(Records from a collection)
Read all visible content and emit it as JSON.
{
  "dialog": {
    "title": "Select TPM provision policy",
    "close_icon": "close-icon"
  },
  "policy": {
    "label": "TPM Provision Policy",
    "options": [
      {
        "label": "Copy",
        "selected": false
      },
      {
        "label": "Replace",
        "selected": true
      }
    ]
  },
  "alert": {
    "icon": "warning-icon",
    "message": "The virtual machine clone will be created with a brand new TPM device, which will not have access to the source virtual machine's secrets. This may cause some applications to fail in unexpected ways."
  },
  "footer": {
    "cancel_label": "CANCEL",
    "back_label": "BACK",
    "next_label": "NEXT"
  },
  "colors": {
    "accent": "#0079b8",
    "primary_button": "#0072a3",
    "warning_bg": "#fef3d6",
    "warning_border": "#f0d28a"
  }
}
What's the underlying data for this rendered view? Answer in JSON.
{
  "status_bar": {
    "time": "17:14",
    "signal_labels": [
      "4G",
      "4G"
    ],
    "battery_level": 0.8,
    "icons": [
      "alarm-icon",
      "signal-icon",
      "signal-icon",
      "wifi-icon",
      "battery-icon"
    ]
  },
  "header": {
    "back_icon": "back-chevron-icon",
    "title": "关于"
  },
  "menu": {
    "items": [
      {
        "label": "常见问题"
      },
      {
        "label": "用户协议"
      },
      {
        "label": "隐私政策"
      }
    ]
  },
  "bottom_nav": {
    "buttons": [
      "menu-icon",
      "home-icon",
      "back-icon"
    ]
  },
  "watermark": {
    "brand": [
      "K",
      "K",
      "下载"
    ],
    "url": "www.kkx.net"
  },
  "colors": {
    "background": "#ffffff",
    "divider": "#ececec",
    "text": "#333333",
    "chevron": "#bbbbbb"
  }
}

**Work instructions**
Give the number of lines in the data that contain "chevron", with no other words.

**Response below**
2